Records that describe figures
▽
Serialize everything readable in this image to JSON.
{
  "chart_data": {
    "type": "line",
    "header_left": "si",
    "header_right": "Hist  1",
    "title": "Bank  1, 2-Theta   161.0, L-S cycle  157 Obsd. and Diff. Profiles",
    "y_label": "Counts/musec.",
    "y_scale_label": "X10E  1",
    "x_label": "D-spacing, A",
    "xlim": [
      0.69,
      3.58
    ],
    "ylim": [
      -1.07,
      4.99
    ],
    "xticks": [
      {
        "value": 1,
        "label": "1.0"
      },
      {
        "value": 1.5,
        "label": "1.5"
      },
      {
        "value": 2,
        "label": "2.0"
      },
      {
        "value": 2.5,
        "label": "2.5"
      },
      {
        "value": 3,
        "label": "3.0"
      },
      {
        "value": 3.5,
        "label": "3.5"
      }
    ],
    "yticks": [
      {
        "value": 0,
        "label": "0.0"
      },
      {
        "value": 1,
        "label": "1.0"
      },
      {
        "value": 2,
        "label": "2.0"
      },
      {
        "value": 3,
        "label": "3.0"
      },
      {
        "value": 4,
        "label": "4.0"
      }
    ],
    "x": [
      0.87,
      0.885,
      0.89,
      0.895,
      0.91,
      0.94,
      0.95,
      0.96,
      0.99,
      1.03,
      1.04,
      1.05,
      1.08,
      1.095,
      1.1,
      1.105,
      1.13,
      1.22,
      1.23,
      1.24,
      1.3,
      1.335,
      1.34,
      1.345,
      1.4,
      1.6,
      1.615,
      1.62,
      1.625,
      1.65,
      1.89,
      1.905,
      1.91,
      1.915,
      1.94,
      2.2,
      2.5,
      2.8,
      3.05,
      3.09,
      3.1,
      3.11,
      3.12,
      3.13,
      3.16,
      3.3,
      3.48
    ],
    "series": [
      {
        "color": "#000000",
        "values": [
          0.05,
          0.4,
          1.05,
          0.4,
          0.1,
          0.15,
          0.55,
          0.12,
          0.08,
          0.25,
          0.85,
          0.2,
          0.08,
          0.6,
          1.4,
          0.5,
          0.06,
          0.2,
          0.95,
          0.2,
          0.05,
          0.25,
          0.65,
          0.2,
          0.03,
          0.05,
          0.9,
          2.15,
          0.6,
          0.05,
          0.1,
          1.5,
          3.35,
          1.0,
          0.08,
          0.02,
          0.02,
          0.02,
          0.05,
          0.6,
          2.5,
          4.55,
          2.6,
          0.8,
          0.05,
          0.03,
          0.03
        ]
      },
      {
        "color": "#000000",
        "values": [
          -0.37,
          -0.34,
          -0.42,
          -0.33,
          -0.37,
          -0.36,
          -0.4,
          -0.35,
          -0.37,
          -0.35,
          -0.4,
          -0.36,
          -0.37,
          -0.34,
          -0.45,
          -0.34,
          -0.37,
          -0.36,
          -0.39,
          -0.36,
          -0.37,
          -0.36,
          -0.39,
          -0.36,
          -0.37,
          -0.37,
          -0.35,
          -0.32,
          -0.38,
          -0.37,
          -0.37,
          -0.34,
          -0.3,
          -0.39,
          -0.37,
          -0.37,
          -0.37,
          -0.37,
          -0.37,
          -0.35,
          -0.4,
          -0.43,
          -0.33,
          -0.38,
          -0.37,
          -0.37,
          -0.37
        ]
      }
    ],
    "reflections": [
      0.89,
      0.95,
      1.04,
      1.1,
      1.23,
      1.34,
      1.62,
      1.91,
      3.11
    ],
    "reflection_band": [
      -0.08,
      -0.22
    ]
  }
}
△
Set down the entries above again, word for word.

Serialize everything readable in this image to JSON.
{
  "chart_data": {
    "type": "line",
    "header_left": "si",
    "header_right": "Hist  1",
    "title": "Bank  1, 2-Theta   161.0, L-S cycle  157 Obsd. and Diff. Profiles",
    "y_label": "Counts/musec.",
    "y_scale_label": "X10E  1",
    "x_label": "D-spacing, A",
    "xlim": [
      0.69,
      3.58
    ],
    "ylim": [
      -1.07,
      4.99
    ],
    "xticks": [
      {
        "value": 1,
        "label": "1.0"
      },
      {
        "value": 1.5,
        "label": "1.5"
      },
      {
        "value": 2,
        "label": "2.0"
      },
      {
        "value": 2.5,
        "label": "2.5"
      },
      {
        "value": 3,
        "label": "3.0"
      },
      {
        "value": 3.5,
        "label": "3.5"
      }
    ],
    "yticks": [
      {
        "value": 0,
        "label": "0.0"
      },
      {
        "value": 1,
        "label": "1.0"
      },
      {
        "value": 2,
        "label": "2.0"
      },
      {
        "value": 3,
        "label": "3.0"
      },
      {
        "value": 4,
        "label": "4.0"
      }
    ],
    "x": [
      0.87,
      0.885,
      0.89,
      0.895,
      0.91,
      0.94,
      0.95,
      0.96,
      0.99,
      1.03,
      1.04,
      1.05,
      1.08,
      1.095,
      1.1,
      1.105,
      1.13,
      1.22,
      1.23,
      1.24,
      1.3,
      1.335,
      1.34,
      1.345,
      1.4,
      1.6,
      1.615,
      1.62,
      1.625,
      1.65,
      1.89,
      1.905,
      1.91,
      1.915,
      1.94,
      2.2,
      2.5,
      2.8,
      3.05,
      3.09,
      3.1,
      3.11,
      3.12,
      3.13,
      3.16,
      3.3,
      3.48
    ],
    "series": [
      {
        "color": "#000000",
        "values": [
          0.05,
          0.4,
          1.05,
          0.4,
          0.1,
          0.15,
          0.55,
          0.12,
          0.08,
          0.25,
          0.85,
          0.2,
          0.08,
          0.6,
          1.4,
          0.5,
          0.06,
          0.2,
          0.95,
          0.2,
          0.05,
          0.25,
          0.65,
          0.2,
          0.03,
          0.05,
          0.9,
          2.15,
          0.6,
          0.05,
          0.1,
          1.5,
          3.35,
          1.0,
          0.08,
          0.02,
          0.02,
          0.02,
          0.05,
          0.6,
          2.5,
          4.55,
          2.6,
          0.8,
          0.05,
          0.03,
          0.03
        ]
      },
      {
        "color": "#000000",
        "values": [
          -0.37,
          -0.34,
          -0.42,
          -0.33,
          -0.37,
          -0.36,
          -0.4,
          -0.35,
          -0.37,
          -0.35,
          -0.4,
          -0.36,
          -0.37,
          -0.34,
          -0.45,
          -0.34,
          -0.37,
          -0.36,
          -0.39,
          -0.36,
          -0.37,
          -0.36,
          -0.39,
          -0.36,
          -0.37,
          -0.37,
          -0.35,
          -0.32,
          -0.38,
          -0.37,
          -0.37,
          -0.34,
          -0.3,
          -0.39,
          -0.37,
          -0.37,
          -0.37,
          -0.37,
          -0.37,
          -0.35,
          -0.4,
          -0.43,
          -0.33,
          -0.38,
          -0.37,
          -0.37,
          -0.37
        ]
      }
    ],
    "reflections": [
      0.89,
      0.95,
      1.04,
      1.1,
      1.23,
      1.34,
      1.62,
      1.91,
      3.11
    ],
    "reflection_band": [
      -0.08,
      -0.22
    ]
  }
}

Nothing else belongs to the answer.